— START OF Working data —

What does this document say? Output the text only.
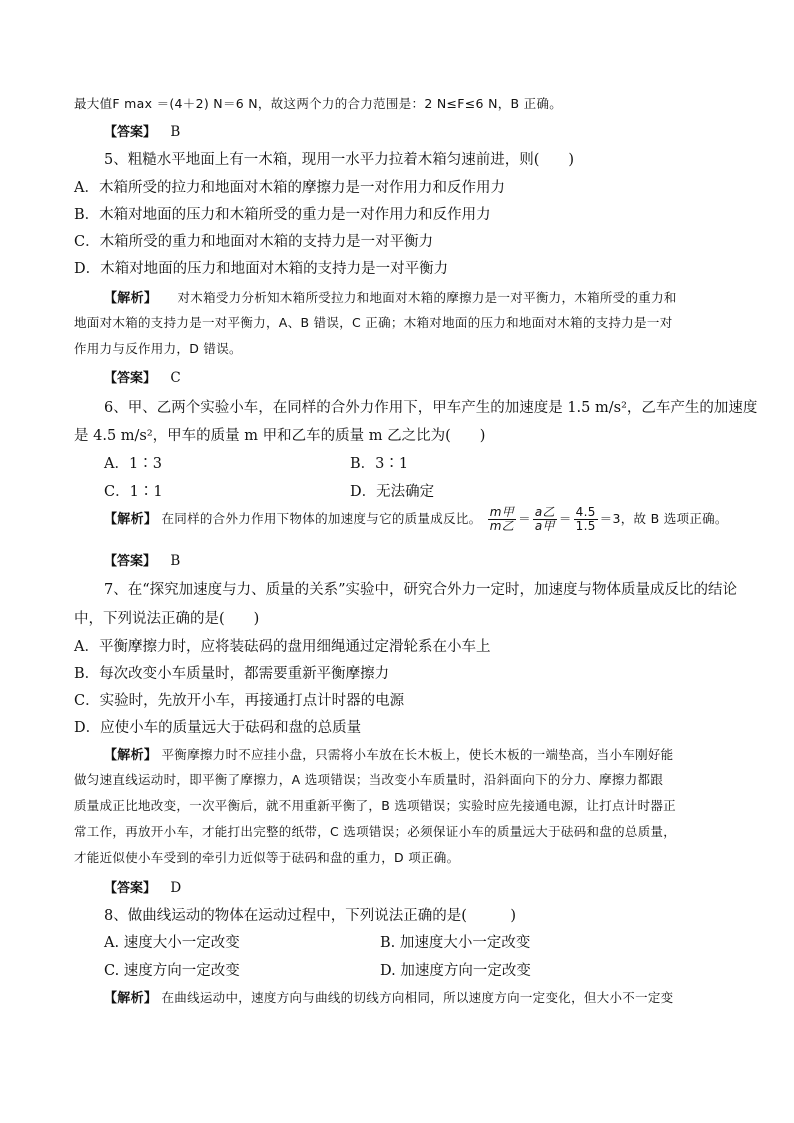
最大值F max ＝(4＋2) N＝6 N，故这两个力的合力范围是：2 N≤F≤6 N，B 正确。
【答案】 B
5、粗糙水平地面上有一木箱，现用一水平力拉着木箱匀速前进，则(　　)
A．木箱所受的拉力和地面对木箱的摩擦力是一对作用力和反作用力
B．木箱对地面的压力和木箱所受的重力是一对作用力和反作用力
C．木箱所受的重力和地面对木箱的支持力是一对平衡力
D．木箱对地面的压力和地面对木箱的支持力是一对平衡力
【解析】 对木箱受力分析知木箱所受拉力和地面对木箱的摩擦力是一对平衡力，木箱所受的重力和
地面对木箱的支持力是一对平衡力，A、B 错误，C 正确；木箱对地面的压力和地面对木箱的支持力是一对
作用力与反作用力，D 错误。
【答案】 C
6、甲、乙两个实验小车，在同样的合外力作用下，甲车产生的加速度是 1.5 m/s²，乙车产生的加速度
是 4.5 m/s²，甲车的质量 m 甲和乙车的质量 m 乙之比为(　　)
A．1∶3	B．3∶1
C．1∶1	D．无法确定
【解析】 在同样的合外力作用下物体的加速度与它的质量成反比。 $\frac{\text{m甲}}{\text{m乙}} = \frac{\text{a乙}}{\text{a甲}} = \frac{4.5}{1.5} =3$，故 B 选项正确。
【答案】 B
7、在“探究加速度与力、质量的关系”实验中，研究合外力一定时，加速度与物体质量成反比的结论
中，下列说法正确的是(　　)
A．平衡摩擦力时，应将装砝码的盘用细绳通过定滑轮系在小车上
B．每次改变小车质量时，都需要重新平衡摩擦力
C．实验时，先放开小车，再接通打点计时器的电源
D．应使小车的质量远大于砝码和盘的总质量
【解析】 平衡摩擦力时不应挂小盘，只需将小车放在长木板上，使长木板的一端垫高，当小车刚好能
做匀速直线运动时，即平衡了摩擦力，A 选项错误；当改变小车质量时，沿斜面向下的分力、摩擦力都跟
质量成正比地改变，一次平衡后，就不用重新平衡了，B 选项错误；实验时应先接通电源，让打点计时器正
常工作，再放开小车，才能打出完整的纸带，C 选项错误；必须保证小车的质量远大于砝码和盘的总质量，
才能近似使小车受到的牵引力近似等于砝码和盘的重力，D 项正确。
【答案】 D
8、做曲线运动的物体在运动过程中，下列说法正确的是(　　　)
A. 速度大小一定改变	B. 加速度大小一定改变
C. 速度方向一定改变	D. 加速度方向一定改变
【解析】 在曲线运动中，速度方向与曲线的切线方向相同，所以速度方向一定变化，但大小不一定变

— END OF Working data —

Reproduce every entry word for word, but omit the pictures.

> Written reply
What does this document say? Output the text only.
最大值F max ＝(4＋2) N＝6 N，故这两个力的合力范围是：2 N≤F≤6 N，B 正确。
【答案】 B
5、粗糙水平地面上有一木箱，现用一水平力拉着木箱匀速前进，则(　　)
A．木箱所受的拉力和地面对木箱的摩擦力是一对作用力和反作用力
B．木箱对地面的压力和木箱所受的重力是一对作用力和反作用力
C．木箱所受的重力和地面对木箱的支持力是一对平衡力
D．木箱对地面的压力和地面对木箱的支持力是一对平衡力
【解析】 对木箱受力分析知木箱所受拉力和地面对木箱的摩擦力是一对平衡力，木箱所受的重力和
地面对木箱的支持力是一对平衡力，A、B 错误，C 正确；木箱对地面的压力和地面对木箱的支持力是一对
作用力与反作用力，D 错误。
【答案】 C
6、甲、乙两个实验小车，在同样的合外力作用下，甲车产生的加速度是 1.5 m/s²，乙车产生的加速度
是 4.5 m/s²，甲车的质量 m 甲和乙车的质量 m 乙之比为(　　)
A．1∶3	B．3∶1
C．1∶1	D．无法确定
【解析】 在同样的合外力作用下物体的加速度与它的质量成反比。 $\frac{\text{m甲}}{\text{m乙}} = \frac{\text{a乙}}{\text{a甲}} = \frac{4.5}{1.5} =3$，故 B 选项正确。
【答案】 B
7、在“探究加速度与力、质量的关系”实验中，研究合外力一定时，加速度与物体质量成反比的结论
中，下列说法正确的是(　　)
A．平衡摩擦力时，应将装砝码的盘用细绳通过定滑轮系在小车上
B．每次改变小车质量时，都需要重新平衡摩擦力
C．实验时，先放开小车，再接通打点计时器的电源
D．应使小车的质量远大于砝码和盘的总质量
【解析】 平衡摩擦力时不应挂小盘，只需将小车放在长木板上，使长木板的一端垫高，当小车刚好能
做匀速直线运动时，即平衡了摩擦力，A 选项错误；当改变小车质量时，沿斜面向下的分力、摩擦力都跟
质量成正比地改变，一次平衡后，就不用重新平衡了，B 选项错误；实验时应先接通电源，让打点计时器正
常工作，再放开小车，才能打出完整的纸带，C 选项错误；必须保证小车的质量远大于砝码和盘的总质量，
才能近似使小车受到的牵引力近似等于砝码和盘的重力，D 项正确。
【答案】 D
8、做曲线运动的物体在运动过程中，下列说法正确的是(　　　)
A. 速度大小一定改变	B. 加速度大小一定改变
C. 速度方向一定改变	D. 加速度方向一定改变
【解析】 在曲线运动中，速度方向与曲线的切线方向相同，所以速度方向一定变化，但大小不一定变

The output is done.